**What you will do:** Return the entries verbatim and drop every picture.

□ □ □

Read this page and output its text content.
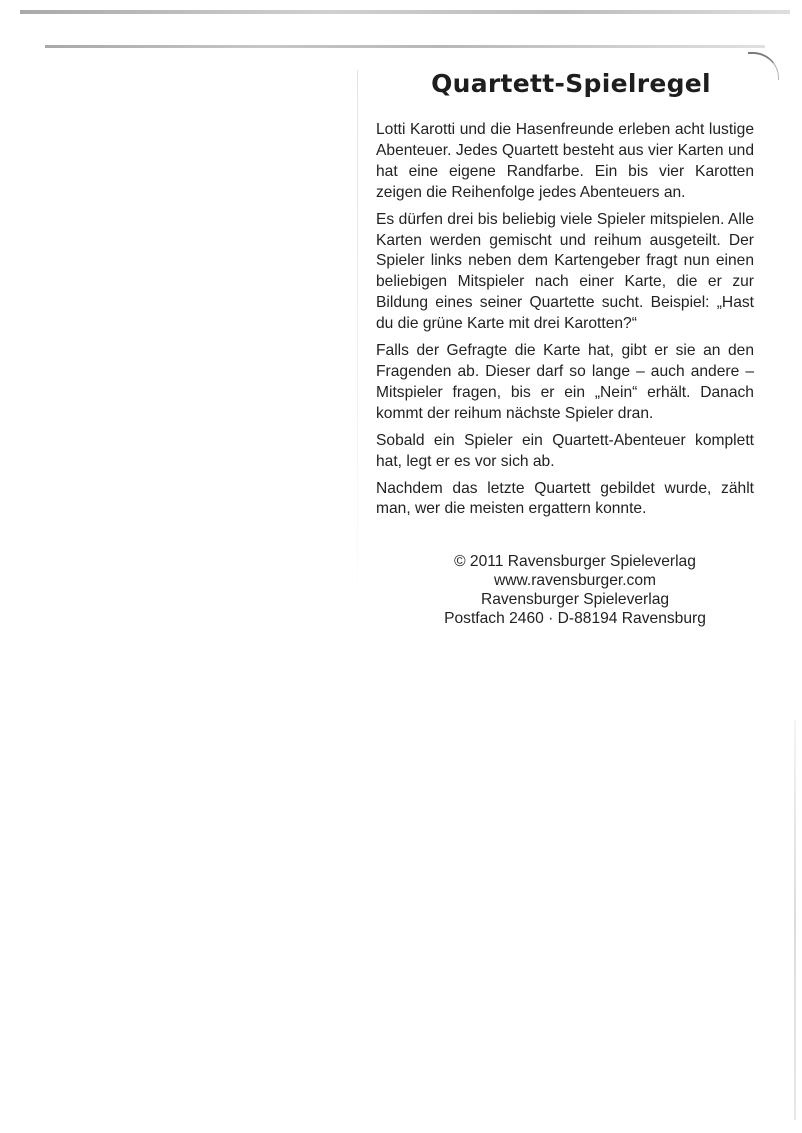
Quartett-Spielregel

Lotti Karotti und die Hasenfreunde erleben acht lustige Abenteuer. Jedes Quartett besteht aus vier Karten und hat eine eigene Randfarbe. Ein bis vier Karotten zeigen die Reihenfolge jedes Abenteuers an.

Es dürfen drei bis beliebig viele Spieler mitspielen. Alle Karten werden gemischt und reihum ausgeteilt. Der Spieler links neben dem Kartengeber fragt nun einen beliebigen Mitspieler nach einer Karte, die er zur Bildung eines seiner Quartette sucht. Beispiel: „Hast du die grüne Karte mit drei Karotten?“

Falls der Gefragte die Karte hat, gibt er sie an den Fragenden ab. Dieser darf so lange – auch andere – Mitspieler fragen, bis er ein „Nein“ erhält. Danach kommt der reihum nächste Spieler dran.

Sobald ein Spieler ein Quartett-Abenteuer komplett hat, legt er es vor sich ab.

Nachdem das letzte Quartett gebildet wurde, zählt man, wer die meisten ergattern konnte.

© 2011 Ravensburger Spieleverlag
www.ravensburger.com
Ravensburger Spieleverlag
Postfach 2460 · D-88194 Ravensburg
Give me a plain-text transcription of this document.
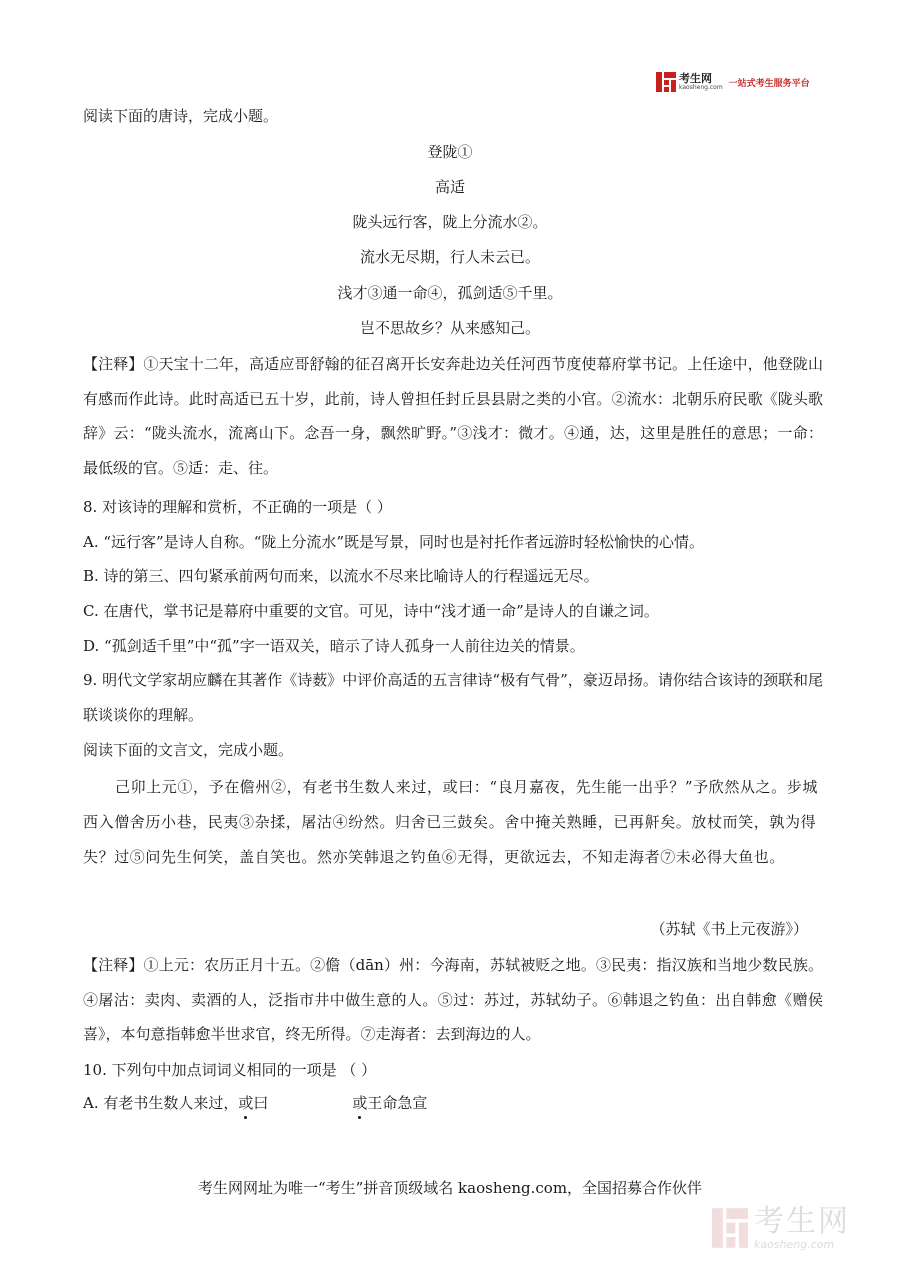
考生网
kaosheng.com 一站式考生服务平台
阅读下面的唐诗，完成小题。
登陇①
高适
陇头远行客，陇上分流水②。
流水无尽期，行人未云已。
浅才③通一命④，孤剑适⑤千里。
岂不思故乡？从来感知己。
【注释】①天宝十二年，高适应哥舒翰的征召离开长安奔赴边关任河西节度使幕府掌书记。上任途中，他登陇山有感而作此诗。此时高适已五十岁，此前，诗人曾担任封丘县县尉之类的小官。②流水：北朝乐府民歌《陇头歌辞》云：“陇头流水，流离山下。念吾一身，飘然旷野。”③浅才：微才。④通，达，这里是胜任的意思；一命：最低级的官。⑤适：走、往。
8. 对该诗的理解和赏析，不正确的一项是（ ）
A. “远行客”是诗人自称。“陇上分流水”既是写景，同时也是衬托作者远游时轻松愉快的心情。
B. 诗的第三、四句紧承前两句而来，以流水不尽来比喻诗人的行程遥远无尽。
C. 在唐代，掌书记是幕府中重要的文官。可见，诗中“浅才通一命”是诗人的自谦之词。
D. “孤剑适千里”中“孤”字一语双关，暗示了诗人孤身一人前往边关的情景。
9. 明代文学家胡应麟在其著作《诗薮》中评价高适的五言律诗“极有气骨”，豪迈昂扬。请你结合该诗的颈联和尾联谈谈你的理解。
阅读下面的文言文，完成小题。
己卯上元①，予在儋州②，有老书生数人来过，或曰：“良月嘉夜，先生能一出乎？”予欣然从之。步城西入僧舍历小巷，民夷③杂揉，屠沽④纷然。归舍已三鼓矣。舍中掩关熟睡，已再鼾矣。放杖而笑，孰为得失？过⑤问先生何笑，盖自笑也。然亦笑韩退之钓鱼⑥无得，更欲远去，不知走海者⑦未必得大鱼也。
（苏轼《书上元夜游》）
【注释】①上元：农历正月十五。②儋（dān）州：今海南，苏轼被贬之地。③民夷：指汉族和当地少数民族。④屠沽：卖肉、卖酒的人，泛指市井中做生意的人。⑤过：苏过，苏轼幼子。⑥韩退之钓鱼：出自韩愈《赠侯喜》，本句意指韩愈半世求官，终无所得。⑦走海者：去到海边的人。
10. 下列句中加点词词义相同的一项是 （ ）
A. 有老书生数人来过，或曰	或王命急宣
考生网网址为唯一“考生”拼音顶级域名 kaosheng.com，全国招募合作伙伴
考生网
kaosheng.com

□ □ □

**Worked answer:**
Read this page and output its text content.
Quartett-Spielregel

Lotti Karotti und die Hasenfreunde erleben acht lustige Abenteuer. Jedes Quartett besteht aus vier Karten und hat eine eigene Randfarbe. Ein bis vier Karotten zeigen die Reihenfolge jedes Abenteuers an.

Es dürfen drei bis beliebig viele Spieler mitspielen. Alle Karten werden gemischt und reihum ausgeteilt. Der Spieler links neben dem Kartengeber fragt nun einen beliebigen Mitspieler nach einer Karte, die er zur Bildung eines seiner Quartette sucht. Beispiel: „Hast du die grüne Karte mit drei Karotten?“

Falls der Gefragte die Karte hat, gibt er sie an den Fragenden ab. Dieser darf so lange – auch andere – Mitspieler fragen, bis er ein „Nein“ erhält. Danach kommt der reihum nächste Spieler dran.

Sobald ein Spieler ein Quartett-Abenteuer komplett hat, legt er es vor sich ab.

Nachdem das letzte Quartett gebildet wurde, zählt man, wer die meisten ergattern konnte.

© 2011 Ravensburger Spieleverlag
www.ravensburger.com
Ravensburger Spieleverlag
Postfach 2460 · D-88194 Ravensburg
Give me a plain-text transcription of this document.
考生网
kaosheng.com 一站式考生服务平台
阅读下面的唐诗，完成小题。
登陇①
高适
陇头远行客，陇上分流水②。
流水无尽期，行人未云已。
浅才③通一命④，孤剑适⑤千里。
岂不思故乡？从来感知己。
【注释】①天宝十二年，高适应哥舒翰的征召离开长安奔赴边关任河西节度使幕府掌书记。上任途中，他登陇山有感而作此诗。此时高适已五十岁，此前，诗人曾担任封丘县县尉之类的小官。②流水：北朝乐府民歌《陇头歌辞》云：“陇头流水，流离山下。念吾一身，飘然旷野。”③浅才：微才。④通，达，这里是胜任的意思；一命：最低级的官。⑤适：走、往。
8. 对该诗的理解和赏析，不正确的一项是（ ）
A. “远行客”是诗人自称。“陇上分流水”既是写景，同时也是衬托作者远游时轻松愉快的心情。
B. 诗的第三、四句紧承前两句而来，以流水不尽来比喻诗人的行程遥远无尽。
C. 在唐代，掌书记是幕府中重要的文官。可见，诗中“浅才通一命”是诗人的自谦之词。
D. “孤剑适千里”中“孤”字一语双关，暗示了诗人孤身一人前往边关的情景。
9. 明代文学家胡应麟在其著作《诗薮》中评价高适的五言律诗“极有气骨”，豪迈昂扬。请你结合该诗的颈联和尾联谈谈你的理解。
阅读下面的文言文，完成小题。
己卯上元①，予在儋州②，有老书生数人来过，或曰：“良月嘉夜，先生能一出乎？”予欣然从之。步城西入僧舍历小巷，民夷③杂揉，屠沽④纷然。归舍已三鼓矣。舍中掩关熟睡，已再鼾矣。放杖而笑，孰为得失？过⑤问先生何笑，盖自笑也。然亦笑韩退之钓鱼⑥无得，更欲远去，不知走海者⑦未必得大鱼也。
（苏轼《书上元夜游》）
【注释】①上元：农历正月十五。②儋（dān）州：今海南，苏轼被贬之地。③民夷：指汉族和当地少数民族。④屠沽：卖肉、卖酒的人，泛指市井中做生意的人。⑤过：苏过，苏轼幼子。⑥韩退之钓鱼：出自韩愈《赠侯喜》，本句意指韩愈半世求官，终无所得。⑦走海者：去到海边的人。
10. 下列句中加点词词义相同的一项是 （ ）
A. 有老书生数人来过，或曰	或王命急宣
考生网网址为唯一“考生”拼音顶级域名 kaosheng.com，全国招募合作伙伴
考生网
kaosheng.com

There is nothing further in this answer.